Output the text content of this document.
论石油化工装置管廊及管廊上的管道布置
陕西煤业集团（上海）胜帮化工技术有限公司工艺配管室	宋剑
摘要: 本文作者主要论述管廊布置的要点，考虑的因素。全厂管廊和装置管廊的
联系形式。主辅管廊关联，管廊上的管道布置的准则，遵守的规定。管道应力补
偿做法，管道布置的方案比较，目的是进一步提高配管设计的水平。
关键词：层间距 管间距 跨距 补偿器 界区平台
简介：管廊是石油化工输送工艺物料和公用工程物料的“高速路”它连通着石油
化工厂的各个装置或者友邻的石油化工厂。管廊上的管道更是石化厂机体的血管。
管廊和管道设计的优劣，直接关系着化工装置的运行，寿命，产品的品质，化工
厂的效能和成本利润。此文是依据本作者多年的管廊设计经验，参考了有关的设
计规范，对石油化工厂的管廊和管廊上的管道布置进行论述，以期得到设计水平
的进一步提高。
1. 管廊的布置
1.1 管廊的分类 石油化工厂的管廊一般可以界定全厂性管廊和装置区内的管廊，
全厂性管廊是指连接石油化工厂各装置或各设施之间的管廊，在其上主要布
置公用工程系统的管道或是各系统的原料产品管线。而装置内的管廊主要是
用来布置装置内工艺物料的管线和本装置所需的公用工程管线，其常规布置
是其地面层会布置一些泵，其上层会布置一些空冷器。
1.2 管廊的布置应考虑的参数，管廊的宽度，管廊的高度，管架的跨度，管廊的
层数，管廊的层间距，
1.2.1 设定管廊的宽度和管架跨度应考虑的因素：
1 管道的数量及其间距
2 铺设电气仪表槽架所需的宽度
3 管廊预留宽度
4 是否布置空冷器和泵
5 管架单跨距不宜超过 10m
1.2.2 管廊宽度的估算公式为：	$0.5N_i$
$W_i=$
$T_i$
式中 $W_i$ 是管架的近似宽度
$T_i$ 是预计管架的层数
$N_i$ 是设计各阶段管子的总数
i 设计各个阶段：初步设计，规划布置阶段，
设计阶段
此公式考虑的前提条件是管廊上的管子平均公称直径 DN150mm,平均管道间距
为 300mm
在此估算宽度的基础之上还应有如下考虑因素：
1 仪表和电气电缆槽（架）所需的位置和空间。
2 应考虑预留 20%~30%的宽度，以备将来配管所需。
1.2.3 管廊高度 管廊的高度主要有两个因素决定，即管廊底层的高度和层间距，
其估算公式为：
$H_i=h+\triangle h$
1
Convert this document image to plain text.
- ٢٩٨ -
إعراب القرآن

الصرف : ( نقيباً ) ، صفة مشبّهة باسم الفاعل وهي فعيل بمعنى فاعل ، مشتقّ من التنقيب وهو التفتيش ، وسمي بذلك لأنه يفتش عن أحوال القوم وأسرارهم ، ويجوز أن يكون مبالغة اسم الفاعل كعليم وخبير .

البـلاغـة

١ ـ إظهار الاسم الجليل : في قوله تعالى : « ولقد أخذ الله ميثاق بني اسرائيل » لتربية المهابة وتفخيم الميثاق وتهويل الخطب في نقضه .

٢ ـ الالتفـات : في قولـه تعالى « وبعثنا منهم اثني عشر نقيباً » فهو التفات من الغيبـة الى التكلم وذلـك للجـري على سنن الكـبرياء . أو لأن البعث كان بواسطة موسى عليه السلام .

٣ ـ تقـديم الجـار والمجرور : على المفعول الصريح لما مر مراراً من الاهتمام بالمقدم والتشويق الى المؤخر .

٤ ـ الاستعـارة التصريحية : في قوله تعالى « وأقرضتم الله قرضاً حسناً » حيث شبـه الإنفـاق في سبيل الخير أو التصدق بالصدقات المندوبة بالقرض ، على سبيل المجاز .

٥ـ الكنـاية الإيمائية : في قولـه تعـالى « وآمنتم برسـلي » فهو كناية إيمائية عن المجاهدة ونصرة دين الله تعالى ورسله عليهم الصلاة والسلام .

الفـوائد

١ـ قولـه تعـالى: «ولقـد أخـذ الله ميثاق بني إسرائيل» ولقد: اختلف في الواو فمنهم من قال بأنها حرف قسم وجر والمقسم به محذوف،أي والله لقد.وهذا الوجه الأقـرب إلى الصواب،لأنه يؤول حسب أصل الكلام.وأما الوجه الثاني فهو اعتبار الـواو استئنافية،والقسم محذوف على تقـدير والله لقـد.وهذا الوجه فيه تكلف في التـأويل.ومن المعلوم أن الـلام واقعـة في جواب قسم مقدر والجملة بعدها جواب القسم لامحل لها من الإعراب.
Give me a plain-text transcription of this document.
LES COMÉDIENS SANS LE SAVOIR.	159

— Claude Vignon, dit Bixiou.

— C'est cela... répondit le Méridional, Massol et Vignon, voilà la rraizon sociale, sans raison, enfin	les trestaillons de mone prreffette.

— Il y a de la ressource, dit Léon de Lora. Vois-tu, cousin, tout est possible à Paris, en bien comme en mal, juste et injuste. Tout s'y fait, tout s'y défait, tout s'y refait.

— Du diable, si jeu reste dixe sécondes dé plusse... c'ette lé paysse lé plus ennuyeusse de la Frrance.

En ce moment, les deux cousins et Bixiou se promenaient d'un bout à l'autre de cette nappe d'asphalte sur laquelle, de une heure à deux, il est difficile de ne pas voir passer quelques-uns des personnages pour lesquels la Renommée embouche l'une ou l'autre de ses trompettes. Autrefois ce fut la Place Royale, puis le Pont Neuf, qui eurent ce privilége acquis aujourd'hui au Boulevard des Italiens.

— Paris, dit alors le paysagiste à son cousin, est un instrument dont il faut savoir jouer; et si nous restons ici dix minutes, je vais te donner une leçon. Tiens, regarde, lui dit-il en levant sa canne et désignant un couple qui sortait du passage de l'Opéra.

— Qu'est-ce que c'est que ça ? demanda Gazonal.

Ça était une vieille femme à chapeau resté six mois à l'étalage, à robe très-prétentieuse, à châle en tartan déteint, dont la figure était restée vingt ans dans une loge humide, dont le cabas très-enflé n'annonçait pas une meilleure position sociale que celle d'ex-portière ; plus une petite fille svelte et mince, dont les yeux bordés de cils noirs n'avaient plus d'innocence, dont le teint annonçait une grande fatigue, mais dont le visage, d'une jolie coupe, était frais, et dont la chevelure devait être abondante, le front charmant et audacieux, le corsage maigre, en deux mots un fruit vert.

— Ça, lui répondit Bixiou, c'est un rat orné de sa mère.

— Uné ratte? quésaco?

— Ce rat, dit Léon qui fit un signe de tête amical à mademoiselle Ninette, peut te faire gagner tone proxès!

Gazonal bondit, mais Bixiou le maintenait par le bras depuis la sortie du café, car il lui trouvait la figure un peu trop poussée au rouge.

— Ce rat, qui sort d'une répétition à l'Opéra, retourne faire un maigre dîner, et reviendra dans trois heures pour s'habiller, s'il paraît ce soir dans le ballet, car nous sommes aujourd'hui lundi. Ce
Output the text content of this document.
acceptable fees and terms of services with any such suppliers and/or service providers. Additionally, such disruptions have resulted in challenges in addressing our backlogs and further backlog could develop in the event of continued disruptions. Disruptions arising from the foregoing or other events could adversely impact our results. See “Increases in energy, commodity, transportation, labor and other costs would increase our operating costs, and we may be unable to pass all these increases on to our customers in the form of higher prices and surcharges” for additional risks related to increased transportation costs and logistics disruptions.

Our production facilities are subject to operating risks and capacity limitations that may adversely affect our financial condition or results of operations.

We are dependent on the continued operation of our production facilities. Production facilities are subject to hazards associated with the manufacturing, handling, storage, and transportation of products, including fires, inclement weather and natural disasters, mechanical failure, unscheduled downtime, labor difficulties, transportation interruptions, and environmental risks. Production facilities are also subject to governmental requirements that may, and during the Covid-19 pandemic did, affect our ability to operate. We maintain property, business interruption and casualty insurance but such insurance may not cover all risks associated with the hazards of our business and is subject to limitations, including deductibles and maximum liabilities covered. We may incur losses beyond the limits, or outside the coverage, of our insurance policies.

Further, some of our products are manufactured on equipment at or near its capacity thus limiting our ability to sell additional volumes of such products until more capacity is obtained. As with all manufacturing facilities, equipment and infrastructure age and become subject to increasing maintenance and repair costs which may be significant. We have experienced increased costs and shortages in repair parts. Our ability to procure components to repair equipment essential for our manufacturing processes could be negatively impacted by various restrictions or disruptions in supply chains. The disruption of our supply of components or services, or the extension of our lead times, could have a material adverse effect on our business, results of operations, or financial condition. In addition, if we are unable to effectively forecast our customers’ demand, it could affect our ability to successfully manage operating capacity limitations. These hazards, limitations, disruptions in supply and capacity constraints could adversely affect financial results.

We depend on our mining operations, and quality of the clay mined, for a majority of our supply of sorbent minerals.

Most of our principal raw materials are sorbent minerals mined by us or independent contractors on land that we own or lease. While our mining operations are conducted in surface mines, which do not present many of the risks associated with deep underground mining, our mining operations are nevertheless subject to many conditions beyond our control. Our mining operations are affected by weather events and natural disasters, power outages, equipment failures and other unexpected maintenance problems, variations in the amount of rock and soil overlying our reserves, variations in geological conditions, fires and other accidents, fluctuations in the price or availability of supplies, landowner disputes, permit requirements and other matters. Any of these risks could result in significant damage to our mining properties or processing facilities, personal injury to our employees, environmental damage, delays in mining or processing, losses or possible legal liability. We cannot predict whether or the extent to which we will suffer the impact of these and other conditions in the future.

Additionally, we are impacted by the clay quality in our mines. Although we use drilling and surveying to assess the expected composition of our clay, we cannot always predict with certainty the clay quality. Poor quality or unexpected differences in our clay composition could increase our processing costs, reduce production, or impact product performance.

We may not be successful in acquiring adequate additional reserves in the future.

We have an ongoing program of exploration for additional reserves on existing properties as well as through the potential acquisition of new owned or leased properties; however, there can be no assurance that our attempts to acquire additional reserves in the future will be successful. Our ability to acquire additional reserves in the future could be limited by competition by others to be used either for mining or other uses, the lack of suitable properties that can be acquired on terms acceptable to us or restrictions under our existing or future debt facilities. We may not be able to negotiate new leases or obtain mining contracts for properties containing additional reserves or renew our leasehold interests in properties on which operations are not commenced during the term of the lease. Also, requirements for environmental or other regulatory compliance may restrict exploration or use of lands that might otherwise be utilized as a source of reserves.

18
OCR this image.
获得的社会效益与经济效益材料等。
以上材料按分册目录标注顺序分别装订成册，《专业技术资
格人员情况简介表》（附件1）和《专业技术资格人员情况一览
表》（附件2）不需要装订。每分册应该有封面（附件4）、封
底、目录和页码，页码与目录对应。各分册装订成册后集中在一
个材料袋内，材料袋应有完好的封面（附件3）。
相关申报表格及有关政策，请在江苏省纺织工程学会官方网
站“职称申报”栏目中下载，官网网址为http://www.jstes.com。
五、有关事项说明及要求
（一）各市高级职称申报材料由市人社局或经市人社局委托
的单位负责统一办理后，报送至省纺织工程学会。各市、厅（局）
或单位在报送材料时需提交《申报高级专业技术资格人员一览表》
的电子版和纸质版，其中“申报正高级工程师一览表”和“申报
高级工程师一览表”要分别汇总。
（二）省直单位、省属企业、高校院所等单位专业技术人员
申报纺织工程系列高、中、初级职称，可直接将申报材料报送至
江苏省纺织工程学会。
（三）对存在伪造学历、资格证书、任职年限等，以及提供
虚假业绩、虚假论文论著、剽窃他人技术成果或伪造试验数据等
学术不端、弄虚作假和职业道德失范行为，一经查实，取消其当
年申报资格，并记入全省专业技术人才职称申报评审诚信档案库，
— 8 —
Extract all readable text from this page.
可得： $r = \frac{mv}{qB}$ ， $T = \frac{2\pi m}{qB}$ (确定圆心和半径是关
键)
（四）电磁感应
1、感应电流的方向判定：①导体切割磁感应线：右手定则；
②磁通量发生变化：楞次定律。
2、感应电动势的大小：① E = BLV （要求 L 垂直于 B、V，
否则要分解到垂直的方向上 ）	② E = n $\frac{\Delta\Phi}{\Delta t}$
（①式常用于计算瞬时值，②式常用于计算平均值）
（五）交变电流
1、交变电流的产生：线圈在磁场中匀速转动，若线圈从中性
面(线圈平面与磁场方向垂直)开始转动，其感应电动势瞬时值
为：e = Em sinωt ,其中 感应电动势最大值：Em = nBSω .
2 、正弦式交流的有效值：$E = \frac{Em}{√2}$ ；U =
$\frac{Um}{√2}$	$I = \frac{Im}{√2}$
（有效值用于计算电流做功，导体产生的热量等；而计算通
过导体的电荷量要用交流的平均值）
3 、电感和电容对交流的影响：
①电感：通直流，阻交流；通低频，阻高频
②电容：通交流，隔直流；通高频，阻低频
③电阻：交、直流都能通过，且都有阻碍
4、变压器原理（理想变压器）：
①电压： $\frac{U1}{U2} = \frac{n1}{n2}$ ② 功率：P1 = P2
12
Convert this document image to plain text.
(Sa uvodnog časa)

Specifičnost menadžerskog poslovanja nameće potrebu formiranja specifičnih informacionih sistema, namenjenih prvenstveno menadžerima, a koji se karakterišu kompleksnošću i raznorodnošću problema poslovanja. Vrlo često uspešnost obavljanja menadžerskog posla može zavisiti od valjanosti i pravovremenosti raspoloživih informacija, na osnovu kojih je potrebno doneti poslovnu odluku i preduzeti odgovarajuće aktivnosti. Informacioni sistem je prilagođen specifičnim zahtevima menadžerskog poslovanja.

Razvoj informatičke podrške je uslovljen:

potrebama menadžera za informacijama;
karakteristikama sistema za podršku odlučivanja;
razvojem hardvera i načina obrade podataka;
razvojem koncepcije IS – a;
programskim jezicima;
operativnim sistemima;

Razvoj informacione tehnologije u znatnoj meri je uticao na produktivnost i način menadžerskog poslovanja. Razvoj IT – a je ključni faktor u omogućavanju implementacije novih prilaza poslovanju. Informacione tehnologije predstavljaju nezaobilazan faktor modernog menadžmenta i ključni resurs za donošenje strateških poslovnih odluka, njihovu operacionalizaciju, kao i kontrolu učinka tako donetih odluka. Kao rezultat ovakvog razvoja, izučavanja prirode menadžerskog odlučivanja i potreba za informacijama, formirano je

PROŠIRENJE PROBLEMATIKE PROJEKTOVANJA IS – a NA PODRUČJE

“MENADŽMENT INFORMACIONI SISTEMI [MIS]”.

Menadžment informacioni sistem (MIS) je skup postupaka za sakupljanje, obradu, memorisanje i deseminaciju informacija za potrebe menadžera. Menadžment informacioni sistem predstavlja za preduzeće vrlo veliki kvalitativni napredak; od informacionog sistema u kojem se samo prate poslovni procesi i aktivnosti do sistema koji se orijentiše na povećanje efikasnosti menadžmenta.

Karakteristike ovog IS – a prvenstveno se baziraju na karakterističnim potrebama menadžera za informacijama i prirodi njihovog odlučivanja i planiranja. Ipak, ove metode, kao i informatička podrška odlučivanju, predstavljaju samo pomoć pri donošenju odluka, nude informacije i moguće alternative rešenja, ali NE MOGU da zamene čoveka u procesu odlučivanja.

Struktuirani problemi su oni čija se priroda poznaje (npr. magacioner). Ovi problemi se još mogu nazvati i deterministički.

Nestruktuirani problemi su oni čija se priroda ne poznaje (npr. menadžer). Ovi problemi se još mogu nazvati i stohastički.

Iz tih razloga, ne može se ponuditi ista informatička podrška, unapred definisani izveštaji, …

EXERCISE OBJECTIVE »
Using the entries above, tally how many lines have the word "informatička" in them; write the number and nothing more.

EXERCISE ANSWER »
2